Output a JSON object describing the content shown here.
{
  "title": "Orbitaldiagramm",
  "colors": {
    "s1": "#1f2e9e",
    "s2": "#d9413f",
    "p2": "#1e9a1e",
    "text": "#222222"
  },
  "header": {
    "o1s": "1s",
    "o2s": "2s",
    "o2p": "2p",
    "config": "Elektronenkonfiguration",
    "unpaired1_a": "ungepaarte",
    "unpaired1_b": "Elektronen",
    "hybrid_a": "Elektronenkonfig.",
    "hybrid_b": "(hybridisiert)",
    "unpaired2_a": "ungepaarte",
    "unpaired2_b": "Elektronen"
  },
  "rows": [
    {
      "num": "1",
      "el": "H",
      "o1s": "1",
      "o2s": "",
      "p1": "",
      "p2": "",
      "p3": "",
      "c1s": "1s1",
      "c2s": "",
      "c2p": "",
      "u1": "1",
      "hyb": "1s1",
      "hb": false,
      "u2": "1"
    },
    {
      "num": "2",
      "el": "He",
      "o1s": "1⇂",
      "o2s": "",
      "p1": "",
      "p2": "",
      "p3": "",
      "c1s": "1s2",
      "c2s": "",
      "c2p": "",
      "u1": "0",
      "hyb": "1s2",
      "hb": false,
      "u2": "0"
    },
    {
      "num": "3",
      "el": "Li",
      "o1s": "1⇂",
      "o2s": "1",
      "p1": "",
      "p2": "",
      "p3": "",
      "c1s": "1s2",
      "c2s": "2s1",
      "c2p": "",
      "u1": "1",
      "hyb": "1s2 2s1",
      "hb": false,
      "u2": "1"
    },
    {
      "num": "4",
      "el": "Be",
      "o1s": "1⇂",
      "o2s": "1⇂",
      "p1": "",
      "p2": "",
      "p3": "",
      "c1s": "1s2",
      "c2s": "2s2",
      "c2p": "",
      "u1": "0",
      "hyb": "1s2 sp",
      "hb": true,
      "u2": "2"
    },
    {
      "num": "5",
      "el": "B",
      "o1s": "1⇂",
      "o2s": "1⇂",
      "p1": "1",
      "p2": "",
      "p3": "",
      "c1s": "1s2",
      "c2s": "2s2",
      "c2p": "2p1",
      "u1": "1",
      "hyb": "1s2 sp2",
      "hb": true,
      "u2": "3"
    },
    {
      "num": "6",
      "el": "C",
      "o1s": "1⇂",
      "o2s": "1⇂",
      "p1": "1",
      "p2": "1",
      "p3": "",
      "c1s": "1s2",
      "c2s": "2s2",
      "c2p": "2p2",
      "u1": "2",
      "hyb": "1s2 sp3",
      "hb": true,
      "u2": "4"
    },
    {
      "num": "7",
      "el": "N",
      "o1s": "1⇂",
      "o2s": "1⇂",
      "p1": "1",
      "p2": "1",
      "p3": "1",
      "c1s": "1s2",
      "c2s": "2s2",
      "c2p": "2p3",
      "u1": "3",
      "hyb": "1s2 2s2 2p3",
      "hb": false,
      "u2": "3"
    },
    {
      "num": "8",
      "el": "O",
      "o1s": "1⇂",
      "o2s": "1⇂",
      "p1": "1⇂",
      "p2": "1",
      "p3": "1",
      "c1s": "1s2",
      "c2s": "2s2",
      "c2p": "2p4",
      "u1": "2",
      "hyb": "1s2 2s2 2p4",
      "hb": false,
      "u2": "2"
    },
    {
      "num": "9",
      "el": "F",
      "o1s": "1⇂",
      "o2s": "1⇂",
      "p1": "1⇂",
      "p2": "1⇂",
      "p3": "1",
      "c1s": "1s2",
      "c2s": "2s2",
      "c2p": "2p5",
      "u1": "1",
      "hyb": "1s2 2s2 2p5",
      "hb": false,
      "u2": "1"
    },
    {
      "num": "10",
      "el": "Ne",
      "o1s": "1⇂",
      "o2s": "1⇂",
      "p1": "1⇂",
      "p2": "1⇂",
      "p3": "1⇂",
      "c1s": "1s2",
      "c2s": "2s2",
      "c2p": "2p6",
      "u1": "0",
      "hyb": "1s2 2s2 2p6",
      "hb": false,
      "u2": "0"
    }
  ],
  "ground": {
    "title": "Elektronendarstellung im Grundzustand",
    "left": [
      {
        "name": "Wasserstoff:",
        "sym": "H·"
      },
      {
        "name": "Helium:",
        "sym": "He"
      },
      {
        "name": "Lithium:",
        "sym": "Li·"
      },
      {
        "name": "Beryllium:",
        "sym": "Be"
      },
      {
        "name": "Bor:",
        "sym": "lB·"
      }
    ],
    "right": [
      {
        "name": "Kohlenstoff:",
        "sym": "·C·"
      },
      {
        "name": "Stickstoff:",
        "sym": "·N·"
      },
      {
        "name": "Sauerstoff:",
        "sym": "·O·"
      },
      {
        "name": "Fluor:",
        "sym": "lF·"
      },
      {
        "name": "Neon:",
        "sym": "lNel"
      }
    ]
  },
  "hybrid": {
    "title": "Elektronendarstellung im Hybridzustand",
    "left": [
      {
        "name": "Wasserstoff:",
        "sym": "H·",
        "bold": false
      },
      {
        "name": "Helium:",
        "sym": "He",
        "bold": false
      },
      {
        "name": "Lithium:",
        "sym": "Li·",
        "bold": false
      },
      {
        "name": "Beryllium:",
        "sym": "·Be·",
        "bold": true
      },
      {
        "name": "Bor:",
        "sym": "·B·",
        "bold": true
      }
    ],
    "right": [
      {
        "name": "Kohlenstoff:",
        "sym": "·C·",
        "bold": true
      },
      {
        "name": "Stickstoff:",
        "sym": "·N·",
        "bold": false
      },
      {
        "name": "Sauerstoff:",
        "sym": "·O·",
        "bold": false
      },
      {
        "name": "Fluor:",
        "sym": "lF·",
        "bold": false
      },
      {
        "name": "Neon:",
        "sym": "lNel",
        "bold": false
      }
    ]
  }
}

____________________

[Given task]:
Write out every record, exactly as written.

[Final result]:
Output a JSON object describing the content shown here.
{
  "title": "Orbitaldiagramm",
  "colors": {
    "s1": "#1f2e9e",
    "s2": "#d9413f",
    "p2": "#1e9a1e",
    "text": "#222222"
  },
  "header": {
    "o1s": "1s",
    "o2s": "2s",
    "o2p": "2p",
    "config": "Elektronenkonfiguration",
    "unpaired1_a": "ungepaarte",
    "unpaired1_b": "Elektronen",
    "hybrid_a": "Elektronenkonfig.",
    "hybrid_b": "(hybridisiert)",
    "unpaired2_a": "ungepaarte",
    "unpaired2_b": "Elektronen"
  },
  "rows": [
    {
      "num": "1",
      "el": "H",
      "o1s": "1",
      "o2s": "",
      "p1": "",
      "p2": "",
      "p3": "",
      "c1s": "1s1",
      "c2s": "",
      "c2p": "",
      "u1": "1",
      "hyb": "1s1",
      "hb": false,
      "u2": "1"
    },
    {
      "num": "2",
      "el": "He",
      "o1s": "1⇂",
      "o2s": "",
      "p1": "",
      "p2": "",
      "p3": "",
      "c1s": "1s2",
      "c2s": "",
      "c2p": "",
      "u1": "0",
      "hyb": "1s2",
      "hb": false,
      "u2": "0"
    },
    {
      "num": "3",
      "el": "Li",
      "o1s": "1⇂",
      "o2s": "1",
      "p1": "",
      "p2": "",
      "p3": "",
      "c1s": "1s2",
      "c2s": "2s1",
      "c2p": "",
      "u1": "1",
      "hyb": "1s2 2s1",
      "hb": false,
      "u2": "1"
    },
    {
      "num": "4",
      "el": "Be",
      "o1s": "1⇂",
      "o2s": "1⇂",
      "p1": "",
      "p2": "",
      "p3": "",
      "c1s": "1s2",
      "c2s": "2s2",
      "c2p": "",
      "u1": "0",
      "hyb": "1s2 sp",
      "hb": true,
      "u2": "2"
    },
    {
      "num": "5",
      "el": "B",
      "o1s": "1⇂",
      "o2s": "1⇂",
      "p1": "1",
      "p2": "",
      "p3": "",
      "c1s": "1s2",
      "c2s": "2s2",
      "c2p": "2p1",
      "u1": "1",
      "hyb": "1s2 sp2",
      "hb": true,
      "u2": "3"
    },
    {
      "num": "6",
      "el": "C",
      "o1s": "1⇂",
      "o2s": "1⇂",
      "p1": "1",
      "p2": "1",
      "p3": "",
      "c1s": "1s2",
      "c2s": "2s2",
      "c2p": "2p2",
      "u1": "2",
      "hyb": "1s2 sp3",
      "hb": true,
      "u2": "4"
    },
    {
      "num": "7",
      "el": "N",
      "o1s": "1⇂",
      "o2s": "1⇂",
      "p1": "1",
      "p2": "1",
      "p3": "1",
      "c1s": "1s2",
      "c2s": "2s2",
      "c2p": "2p3",
      "u1": "3",
      "hyb": "1s2 2s2 2p3",
      "hb": false,
      "u2": "3"
    },
    {
      "num": "8",
      "el": "O",
      "o1s": "1⇂",
      "o2s": "1⇂",
      "p1": "1⇂",
      "p2": "1",
      "p3": "1",
      "c1s": "1s2",
      "c2s": "2s2",
      "c2p": "2p4",
      "u1": "2",
      "hyb": "1s2 2s2 2p4",
      "hb": false,
      "u2": "2"
    },
    {
      "num": "9",
      "el": "F",
      "o1s": "1⇂",
      "o2s": "1⇂",
      "p1": "1⇂",
      "p2": "1⇂",
      "p3": "1",
      "c1s": "1s2",
      "c2s": "2s2",
      "c2p": "2p5",
      "u1": "1",
      "hyb": "1s2 2s2 2p5",
      "hb": false,
      "u2": "1"
    },
    {
      "num": "10",
      "el": "Ne",
      "o1s": "1⇂",
      "o2s": "1⇂",
      "p1": "1⇂",
      "p2": "1⇂",
      "p3": "1⇂",
      "c1s": "1s2",
      "c2s": "2s2",
      "c2p": "2p6",
      "u1": "0",
      "hyb": "1s2 2s2 2p6",
      "hb": false,
      "u2": "0"
    }
  ],
  "ground": {
    "title": "Elektronendarstellung im Grundzustand",
    "left": [
      {
        "name": "Wasserstoff:",
        "sym": "H·"
      },
      {
        "name": "Helium:",
        "sym": "He"
      },
      {
        "name": "Lithium:",
        "sym": "Li·"
      },
      {
        "name": "Beryllium:",
        "sym": "Be"
      },
      {
        "name": "Bor:",
        "sym": "lB·"
      }
    ],
    "right": [
      {
        "name": "Kohlenstoff:",
        "sym": "·C·"
      },
      {
        "name": "Stickstoff:",
        "sym": "·N·"
      },
      {
        "name": "Sauerstoff:",
        "sym": "·O·"
      },
      {
        "name": "Fluor:",
        "sym": "lF·"
      },
      {
        "name": "Neon:",
        "sym": "lNel"
      }
    ]
  },
  "hybrid": {
    "title": "Elektronendarstellung im Hybridzustand",
    "left": [
      {
        "name": "Wasserstoff:",
        "sym": "H·",
        "bold": false
      },
      {
        "name": "Helium:",
        "sym": "He",
        "bold": false
      },
      {
        "name": "Lithium:",
        "sym": "Li·",
        "bold": false
      },
      {
        "name": "Beryllium:",
        "sym": "·Be·",
        "bold": true
      },
      {
        "name": "Bor:",
        "sym": "·B·",
        "bold": true
      }
    ],
    "right": [
      {
        "name": "Kohlenstoff:",
        "sym": "·C·",
        "bold": true
      },
      {
        "name": "Stickstoff:",
        "sym": "·N·",
        "bold": false
      },
      {
        "name": "Sauerstoff:",
        "sym": "·O·",
        "bold": false
      },
      {
        "name": "Fluor:",
        "sym": "lF·",
        "bold": false
      },
      {
        "name": "Neon:",
        "sym": "lNel",
        "bold": false
      }
    ]
  }
}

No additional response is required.